-- PROBLEM DETAILS --
For the entries presented below, indicate the number of lines that include the word "insurance", adding nothing else.

-- SOURCE MATERIAL --
============
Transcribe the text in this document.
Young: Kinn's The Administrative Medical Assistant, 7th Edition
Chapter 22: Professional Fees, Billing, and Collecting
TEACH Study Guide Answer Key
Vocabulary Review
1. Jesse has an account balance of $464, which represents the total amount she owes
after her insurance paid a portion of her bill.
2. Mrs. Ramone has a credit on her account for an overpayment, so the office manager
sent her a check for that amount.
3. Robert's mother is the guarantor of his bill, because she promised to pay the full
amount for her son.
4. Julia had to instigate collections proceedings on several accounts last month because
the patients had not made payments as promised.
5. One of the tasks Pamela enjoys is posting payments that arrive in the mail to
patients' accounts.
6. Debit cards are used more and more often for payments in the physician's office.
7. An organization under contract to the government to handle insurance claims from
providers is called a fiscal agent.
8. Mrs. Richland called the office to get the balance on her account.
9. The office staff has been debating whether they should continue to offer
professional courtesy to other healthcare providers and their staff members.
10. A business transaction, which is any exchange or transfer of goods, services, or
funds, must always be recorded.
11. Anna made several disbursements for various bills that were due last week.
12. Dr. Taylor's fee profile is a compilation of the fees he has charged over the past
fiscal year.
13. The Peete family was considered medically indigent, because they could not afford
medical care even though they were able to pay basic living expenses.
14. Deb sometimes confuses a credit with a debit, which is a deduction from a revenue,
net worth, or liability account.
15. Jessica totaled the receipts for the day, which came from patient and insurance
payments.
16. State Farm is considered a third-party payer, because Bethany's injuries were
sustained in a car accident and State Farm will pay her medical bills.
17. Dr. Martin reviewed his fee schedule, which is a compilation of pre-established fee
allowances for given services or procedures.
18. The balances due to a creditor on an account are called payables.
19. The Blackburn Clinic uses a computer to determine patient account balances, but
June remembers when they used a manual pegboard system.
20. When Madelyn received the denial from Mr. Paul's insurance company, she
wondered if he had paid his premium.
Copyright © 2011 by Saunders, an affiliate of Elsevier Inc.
============
-- THE ANSWER --
4